- _WHAT IS REQUIRED_: Using the records that follow, copy every line containing the word "title".

- _RECORDED DATA_:
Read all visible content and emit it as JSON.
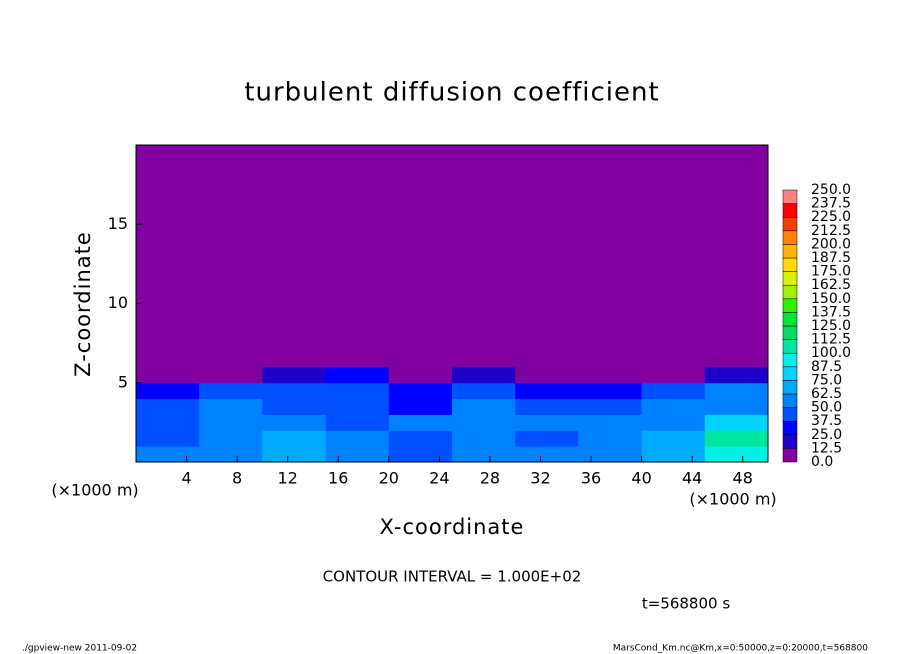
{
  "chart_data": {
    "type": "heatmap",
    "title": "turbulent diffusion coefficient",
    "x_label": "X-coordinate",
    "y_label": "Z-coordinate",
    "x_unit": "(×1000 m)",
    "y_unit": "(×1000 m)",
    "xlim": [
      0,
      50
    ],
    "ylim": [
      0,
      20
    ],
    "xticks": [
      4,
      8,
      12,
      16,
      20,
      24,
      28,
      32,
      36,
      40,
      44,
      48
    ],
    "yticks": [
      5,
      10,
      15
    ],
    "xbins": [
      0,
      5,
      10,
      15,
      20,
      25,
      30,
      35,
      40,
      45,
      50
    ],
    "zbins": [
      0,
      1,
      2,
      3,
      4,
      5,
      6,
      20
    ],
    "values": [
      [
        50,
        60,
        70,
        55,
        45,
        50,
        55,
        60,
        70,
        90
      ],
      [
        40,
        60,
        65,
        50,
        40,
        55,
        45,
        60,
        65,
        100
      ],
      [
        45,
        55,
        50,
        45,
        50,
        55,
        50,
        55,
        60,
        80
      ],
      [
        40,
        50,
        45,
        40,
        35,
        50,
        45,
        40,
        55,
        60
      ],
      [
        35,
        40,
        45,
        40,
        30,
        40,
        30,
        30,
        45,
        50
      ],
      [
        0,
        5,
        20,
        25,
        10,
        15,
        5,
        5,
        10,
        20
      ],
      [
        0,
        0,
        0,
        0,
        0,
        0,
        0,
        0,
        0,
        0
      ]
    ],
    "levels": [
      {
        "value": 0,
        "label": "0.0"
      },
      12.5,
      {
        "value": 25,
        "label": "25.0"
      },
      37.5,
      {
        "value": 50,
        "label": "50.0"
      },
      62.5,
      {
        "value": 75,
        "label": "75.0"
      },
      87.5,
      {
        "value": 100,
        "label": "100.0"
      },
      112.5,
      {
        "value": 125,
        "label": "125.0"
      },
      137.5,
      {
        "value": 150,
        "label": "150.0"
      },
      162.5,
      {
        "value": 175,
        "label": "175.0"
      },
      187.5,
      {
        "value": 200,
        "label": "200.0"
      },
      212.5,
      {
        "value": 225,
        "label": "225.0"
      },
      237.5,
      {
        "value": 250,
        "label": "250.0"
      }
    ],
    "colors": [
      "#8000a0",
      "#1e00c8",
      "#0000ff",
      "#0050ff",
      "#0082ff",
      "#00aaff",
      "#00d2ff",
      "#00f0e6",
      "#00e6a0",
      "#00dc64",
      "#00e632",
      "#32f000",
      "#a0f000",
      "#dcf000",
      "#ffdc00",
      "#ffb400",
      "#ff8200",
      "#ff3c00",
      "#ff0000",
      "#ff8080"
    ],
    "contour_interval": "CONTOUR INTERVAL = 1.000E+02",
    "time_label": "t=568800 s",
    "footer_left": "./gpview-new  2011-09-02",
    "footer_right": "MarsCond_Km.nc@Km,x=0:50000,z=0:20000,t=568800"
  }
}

==

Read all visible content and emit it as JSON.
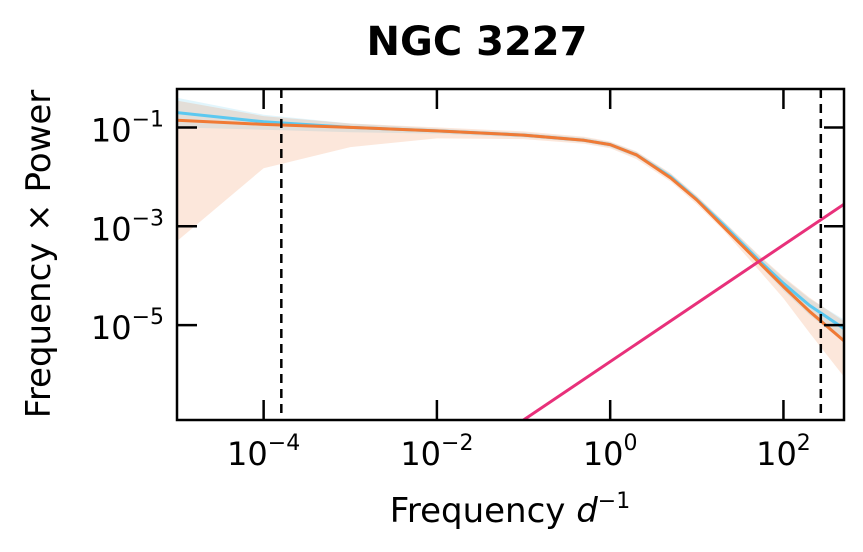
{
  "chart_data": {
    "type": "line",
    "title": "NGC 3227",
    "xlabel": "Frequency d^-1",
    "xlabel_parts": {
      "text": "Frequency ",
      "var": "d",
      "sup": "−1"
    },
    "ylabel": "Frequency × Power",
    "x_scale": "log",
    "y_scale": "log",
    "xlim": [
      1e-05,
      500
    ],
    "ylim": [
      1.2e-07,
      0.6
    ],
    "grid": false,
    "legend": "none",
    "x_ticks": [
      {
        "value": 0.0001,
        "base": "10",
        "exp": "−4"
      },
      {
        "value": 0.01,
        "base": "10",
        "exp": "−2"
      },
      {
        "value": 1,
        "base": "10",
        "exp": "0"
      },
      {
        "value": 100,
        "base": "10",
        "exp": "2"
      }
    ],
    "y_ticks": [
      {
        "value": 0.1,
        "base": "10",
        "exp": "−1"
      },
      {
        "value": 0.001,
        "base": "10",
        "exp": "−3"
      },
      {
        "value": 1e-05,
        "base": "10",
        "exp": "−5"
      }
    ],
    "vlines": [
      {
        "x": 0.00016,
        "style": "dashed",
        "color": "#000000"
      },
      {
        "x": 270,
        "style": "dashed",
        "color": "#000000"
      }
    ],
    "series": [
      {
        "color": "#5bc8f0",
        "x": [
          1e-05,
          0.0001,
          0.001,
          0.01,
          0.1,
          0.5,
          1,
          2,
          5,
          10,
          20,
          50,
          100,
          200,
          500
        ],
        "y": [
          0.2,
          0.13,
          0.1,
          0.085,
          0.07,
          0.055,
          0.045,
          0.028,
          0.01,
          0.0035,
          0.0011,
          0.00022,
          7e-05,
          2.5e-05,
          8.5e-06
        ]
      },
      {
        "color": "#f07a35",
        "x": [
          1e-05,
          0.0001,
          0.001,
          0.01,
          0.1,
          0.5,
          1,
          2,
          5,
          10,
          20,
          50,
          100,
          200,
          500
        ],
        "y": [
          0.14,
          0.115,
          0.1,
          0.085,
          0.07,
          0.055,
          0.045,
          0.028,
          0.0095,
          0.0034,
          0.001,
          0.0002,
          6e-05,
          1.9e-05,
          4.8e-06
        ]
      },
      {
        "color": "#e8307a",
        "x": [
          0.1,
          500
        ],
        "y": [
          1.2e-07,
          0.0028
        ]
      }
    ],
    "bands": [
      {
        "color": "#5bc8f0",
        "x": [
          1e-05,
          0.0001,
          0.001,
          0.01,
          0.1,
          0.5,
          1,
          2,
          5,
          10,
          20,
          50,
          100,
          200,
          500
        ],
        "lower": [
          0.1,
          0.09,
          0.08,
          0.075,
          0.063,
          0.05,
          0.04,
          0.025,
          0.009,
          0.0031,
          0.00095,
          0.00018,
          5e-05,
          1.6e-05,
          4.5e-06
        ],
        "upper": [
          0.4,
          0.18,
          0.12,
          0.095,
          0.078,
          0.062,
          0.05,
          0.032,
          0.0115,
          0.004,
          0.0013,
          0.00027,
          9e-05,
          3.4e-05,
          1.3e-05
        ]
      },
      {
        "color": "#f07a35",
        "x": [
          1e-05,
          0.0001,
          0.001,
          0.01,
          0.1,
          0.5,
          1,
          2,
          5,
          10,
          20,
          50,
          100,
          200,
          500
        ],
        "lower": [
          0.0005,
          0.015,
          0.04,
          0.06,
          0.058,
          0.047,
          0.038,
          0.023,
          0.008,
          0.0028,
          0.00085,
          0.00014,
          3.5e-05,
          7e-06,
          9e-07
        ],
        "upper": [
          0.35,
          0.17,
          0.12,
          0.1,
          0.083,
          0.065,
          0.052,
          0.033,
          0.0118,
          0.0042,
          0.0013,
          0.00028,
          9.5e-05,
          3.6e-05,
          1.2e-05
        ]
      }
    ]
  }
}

- _RESPONSE BELOW_:
    "title": "turbulent diffusion coefficient",
    "title": "NGC 3227",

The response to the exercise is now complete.